DATA LINES.
▼

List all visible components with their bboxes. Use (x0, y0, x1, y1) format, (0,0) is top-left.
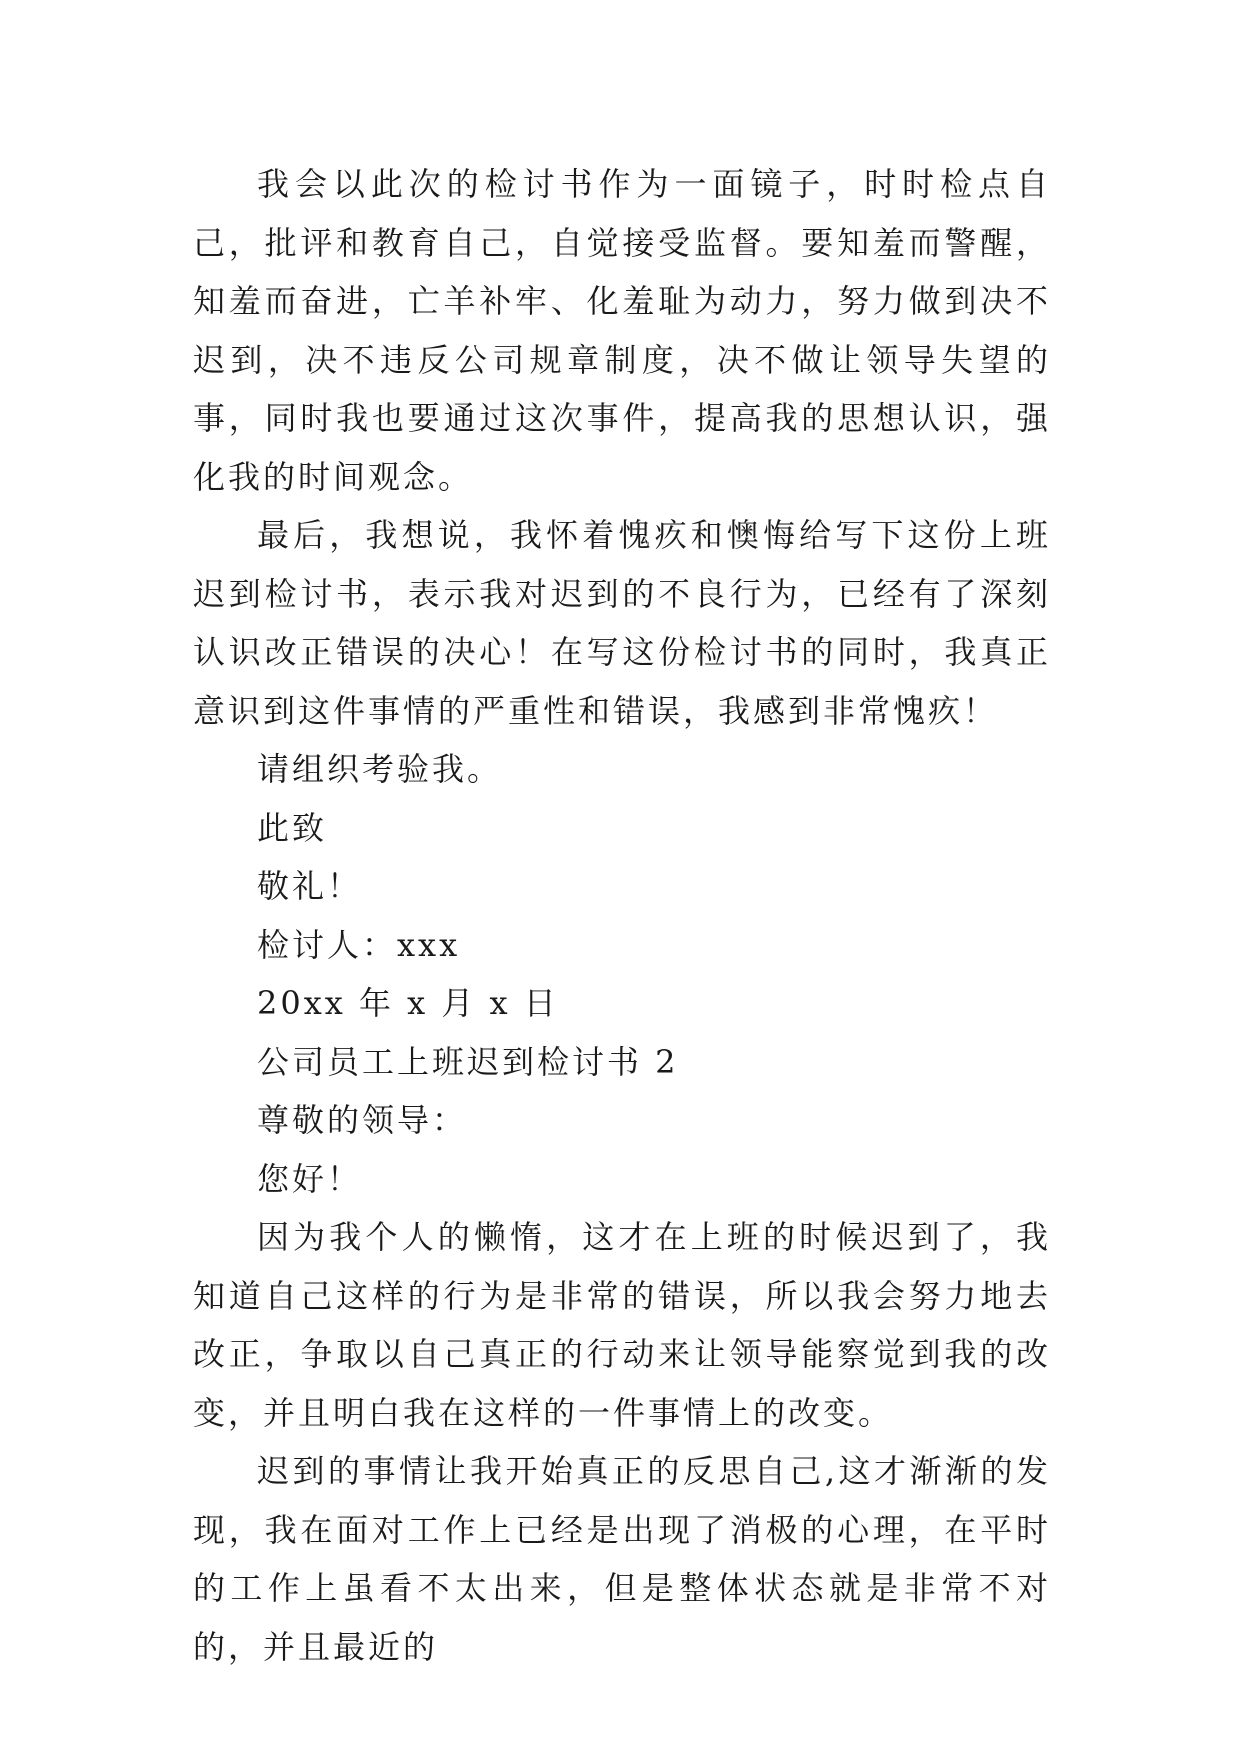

▲
▼

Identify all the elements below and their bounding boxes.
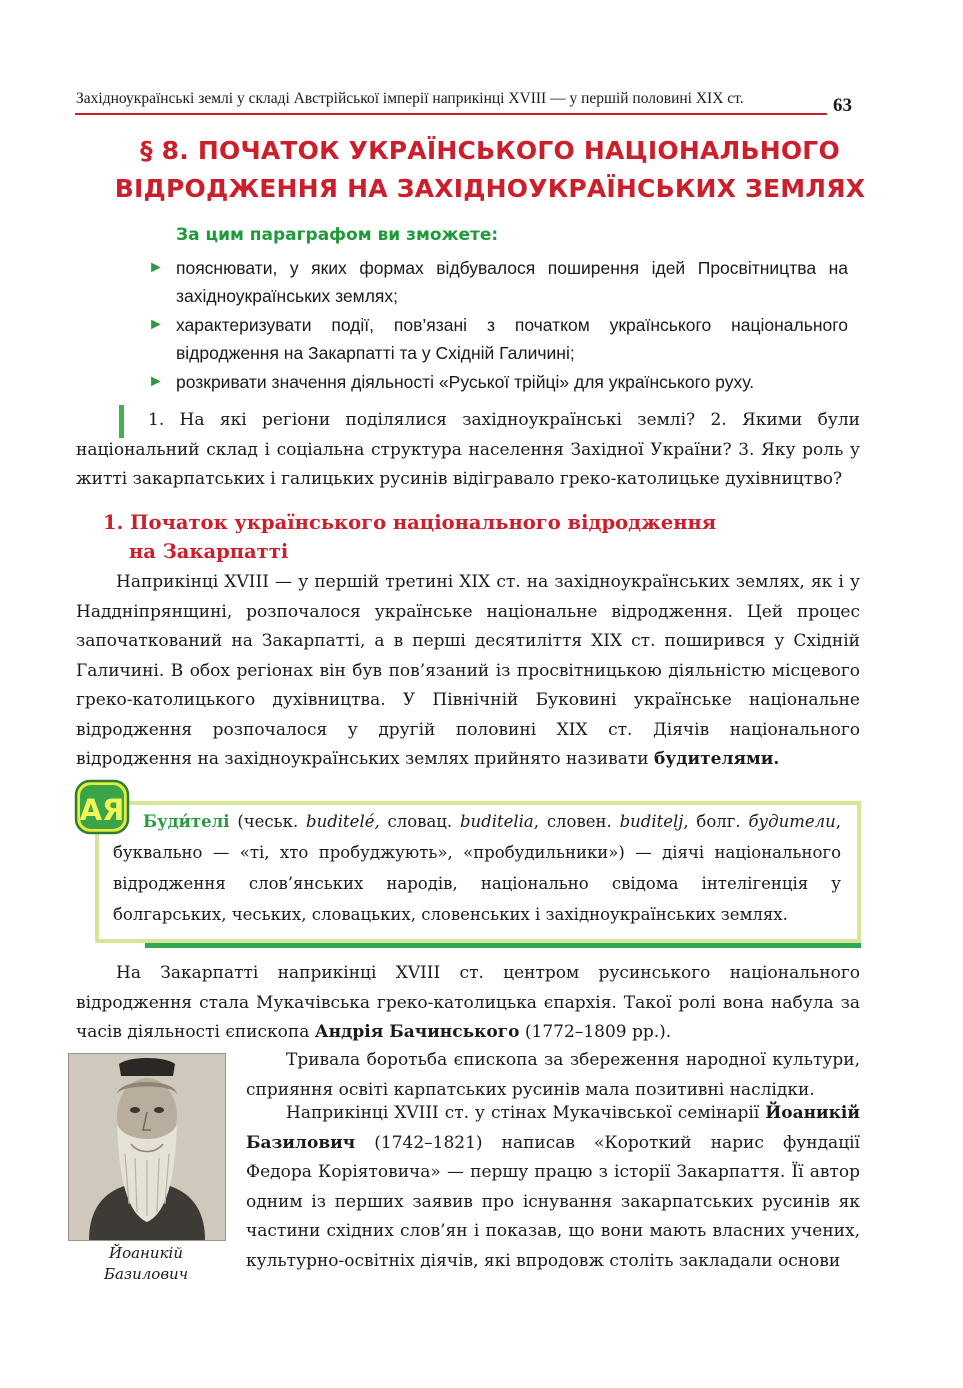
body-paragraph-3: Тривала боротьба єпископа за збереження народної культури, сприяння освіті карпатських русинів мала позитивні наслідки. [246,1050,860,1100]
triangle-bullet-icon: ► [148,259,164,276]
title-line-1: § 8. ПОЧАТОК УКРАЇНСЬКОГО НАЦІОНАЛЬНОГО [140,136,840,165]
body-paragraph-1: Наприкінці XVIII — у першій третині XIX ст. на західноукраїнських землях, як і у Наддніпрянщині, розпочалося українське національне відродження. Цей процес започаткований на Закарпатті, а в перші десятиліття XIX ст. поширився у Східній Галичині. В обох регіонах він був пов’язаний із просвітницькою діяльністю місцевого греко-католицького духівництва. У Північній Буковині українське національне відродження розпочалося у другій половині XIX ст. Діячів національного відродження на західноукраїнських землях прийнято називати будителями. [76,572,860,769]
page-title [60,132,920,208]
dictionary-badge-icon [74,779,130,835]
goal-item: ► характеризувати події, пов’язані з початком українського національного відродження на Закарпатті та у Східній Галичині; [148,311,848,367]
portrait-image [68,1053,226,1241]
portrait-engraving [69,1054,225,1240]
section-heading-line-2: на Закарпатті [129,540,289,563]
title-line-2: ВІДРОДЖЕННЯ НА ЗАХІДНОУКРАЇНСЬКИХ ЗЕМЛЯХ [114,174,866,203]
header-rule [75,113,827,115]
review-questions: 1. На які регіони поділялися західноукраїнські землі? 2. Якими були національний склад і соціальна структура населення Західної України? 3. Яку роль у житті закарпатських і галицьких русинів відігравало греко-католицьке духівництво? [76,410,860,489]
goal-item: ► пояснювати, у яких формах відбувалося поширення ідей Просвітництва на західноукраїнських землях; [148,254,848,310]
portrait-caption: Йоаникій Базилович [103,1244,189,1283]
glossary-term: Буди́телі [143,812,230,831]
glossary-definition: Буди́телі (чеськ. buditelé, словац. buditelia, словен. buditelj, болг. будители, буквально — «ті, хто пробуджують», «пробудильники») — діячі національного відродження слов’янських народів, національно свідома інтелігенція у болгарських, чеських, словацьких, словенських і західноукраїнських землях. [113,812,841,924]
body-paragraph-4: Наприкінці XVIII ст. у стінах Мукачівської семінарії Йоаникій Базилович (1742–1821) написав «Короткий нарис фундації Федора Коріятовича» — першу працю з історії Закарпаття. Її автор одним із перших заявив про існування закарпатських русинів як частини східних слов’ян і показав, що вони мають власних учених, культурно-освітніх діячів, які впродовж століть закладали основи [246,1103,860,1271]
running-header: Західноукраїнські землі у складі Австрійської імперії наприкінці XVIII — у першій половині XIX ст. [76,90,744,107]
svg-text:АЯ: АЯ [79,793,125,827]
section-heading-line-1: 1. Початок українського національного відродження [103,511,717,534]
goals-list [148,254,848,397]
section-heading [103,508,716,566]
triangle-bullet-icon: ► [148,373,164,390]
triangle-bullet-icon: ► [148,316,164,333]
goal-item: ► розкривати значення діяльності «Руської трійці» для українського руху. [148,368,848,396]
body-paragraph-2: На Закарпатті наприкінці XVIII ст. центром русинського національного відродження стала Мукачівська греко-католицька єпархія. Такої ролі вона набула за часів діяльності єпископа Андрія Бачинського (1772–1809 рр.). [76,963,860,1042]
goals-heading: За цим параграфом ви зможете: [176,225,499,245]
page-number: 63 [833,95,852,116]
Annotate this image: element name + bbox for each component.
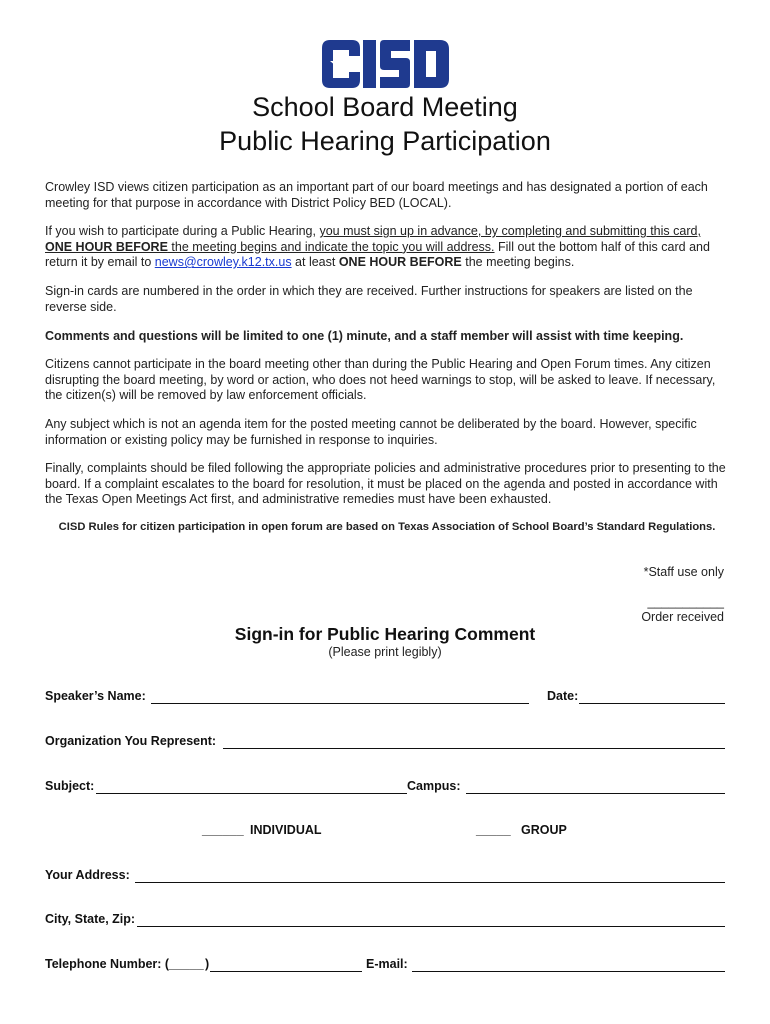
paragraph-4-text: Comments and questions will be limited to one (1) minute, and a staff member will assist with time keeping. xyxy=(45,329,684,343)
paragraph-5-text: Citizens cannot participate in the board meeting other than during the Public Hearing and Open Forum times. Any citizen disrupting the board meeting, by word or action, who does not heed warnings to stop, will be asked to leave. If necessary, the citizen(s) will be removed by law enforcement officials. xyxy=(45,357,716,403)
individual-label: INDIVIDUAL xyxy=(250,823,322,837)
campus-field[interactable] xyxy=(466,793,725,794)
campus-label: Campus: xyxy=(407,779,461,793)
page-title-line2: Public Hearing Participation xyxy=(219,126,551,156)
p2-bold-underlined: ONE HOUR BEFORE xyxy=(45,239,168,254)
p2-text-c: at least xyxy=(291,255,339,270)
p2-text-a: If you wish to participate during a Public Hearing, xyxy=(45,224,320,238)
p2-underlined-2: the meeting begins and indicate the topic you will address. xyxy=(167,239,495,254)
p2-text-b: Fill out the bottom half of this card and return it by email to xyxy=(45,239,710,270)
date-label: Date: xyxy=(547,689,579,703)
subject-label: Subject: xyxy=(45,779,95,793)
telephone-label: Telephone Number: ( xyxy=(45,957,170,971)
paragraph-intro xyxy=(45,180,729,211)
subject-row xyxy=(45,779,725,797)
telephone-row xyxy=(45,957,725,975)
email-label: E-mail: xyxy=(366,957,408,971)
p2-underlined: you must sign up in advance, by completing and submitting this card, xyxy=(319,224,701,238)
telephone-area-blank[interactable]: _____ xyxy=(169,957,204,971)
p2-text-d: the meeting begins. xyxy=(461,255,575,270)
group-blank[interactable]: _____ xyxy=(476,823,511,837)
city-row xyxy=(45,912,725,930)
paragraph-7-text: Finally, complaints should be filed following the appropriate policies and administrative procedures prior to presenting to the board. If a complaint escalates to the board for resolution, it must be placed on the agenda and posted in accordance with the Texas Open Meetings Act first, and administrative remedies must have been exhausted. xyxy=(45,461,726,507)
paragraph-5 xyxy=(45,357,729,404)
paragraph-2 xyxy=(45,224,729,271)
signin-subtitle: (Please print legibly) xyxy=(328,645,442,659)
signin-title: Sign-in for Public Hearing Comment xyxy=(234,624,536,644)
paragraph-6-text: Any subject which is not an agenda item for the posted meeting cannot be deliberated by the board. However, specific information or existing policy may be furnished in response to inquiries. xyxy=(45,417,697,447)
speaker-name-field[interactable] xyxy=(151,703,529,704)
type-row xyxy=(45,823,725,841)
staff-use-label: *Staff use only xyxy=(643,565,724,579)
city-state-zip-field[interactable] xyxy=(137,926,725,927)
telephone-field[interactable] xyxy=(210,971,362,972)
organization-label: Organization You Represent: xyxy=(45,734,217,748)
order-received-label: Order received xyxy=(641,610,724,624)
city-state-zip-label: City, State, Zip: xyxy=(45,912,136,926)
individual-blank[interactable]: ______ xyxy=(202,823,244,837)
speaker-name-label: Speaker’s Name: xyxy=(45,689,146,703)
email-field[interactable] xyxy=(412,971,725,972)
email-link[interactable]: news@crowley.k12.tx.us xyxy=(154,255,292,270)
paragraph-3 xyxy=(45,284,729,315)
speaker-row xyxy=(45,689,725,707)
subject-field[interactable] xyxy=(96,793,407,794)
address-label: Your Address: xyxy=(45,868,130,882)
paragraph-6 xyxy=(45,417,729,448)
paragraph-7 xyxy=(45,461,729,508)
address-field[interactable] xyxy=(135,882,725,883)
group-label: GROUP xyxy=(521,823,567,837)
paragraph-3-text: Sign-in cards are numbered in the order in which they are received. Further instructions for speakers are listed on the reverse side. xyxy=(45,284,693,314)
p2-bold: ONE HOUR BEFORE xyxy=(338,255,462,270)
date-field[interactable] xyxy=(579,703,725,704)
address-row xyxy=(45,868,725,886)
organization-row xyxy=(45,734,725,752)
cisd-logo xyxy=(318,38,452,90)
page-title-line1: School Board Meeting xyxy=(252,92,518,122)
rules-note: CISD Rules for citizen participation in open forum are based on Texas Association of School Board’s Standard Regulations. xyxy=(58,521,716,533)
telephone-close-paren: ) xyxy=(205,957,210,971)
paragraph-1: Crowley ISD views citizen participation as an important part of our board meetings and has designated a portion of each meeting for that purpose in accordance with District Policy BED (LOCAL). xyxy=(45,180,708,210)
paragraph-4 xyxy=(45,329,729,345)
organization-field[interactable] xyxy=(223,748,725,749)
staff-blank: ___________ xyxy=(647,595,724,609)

▲

TASK STATEMENT. Recast the data from the line with "Annotate this image: element" to the line with "paragraph-5-text: Citizens cannot", both lines included, as a numbered list. Omit blank lines and the pictures.

THE COMPLETED TASK.
1. Annotate this image: element name + bbox for each component.
2. paragraph-4-text: Comments and questions will be limited to one (1) minute, and a staff member will assist with time keeping. xyxy=(45,329,684,343)
3. paragraph-5-text: Citizens cannot participate in the board meeting other than during the Public Hearing and Open Forum times. Any citizen disrupting the board meeting, by word or action, who does not heed warnings to stop, will be asked to leave. If necessary, the citizen(s) will be removed by law enforcement officials. xyxy=(45,357,716,403)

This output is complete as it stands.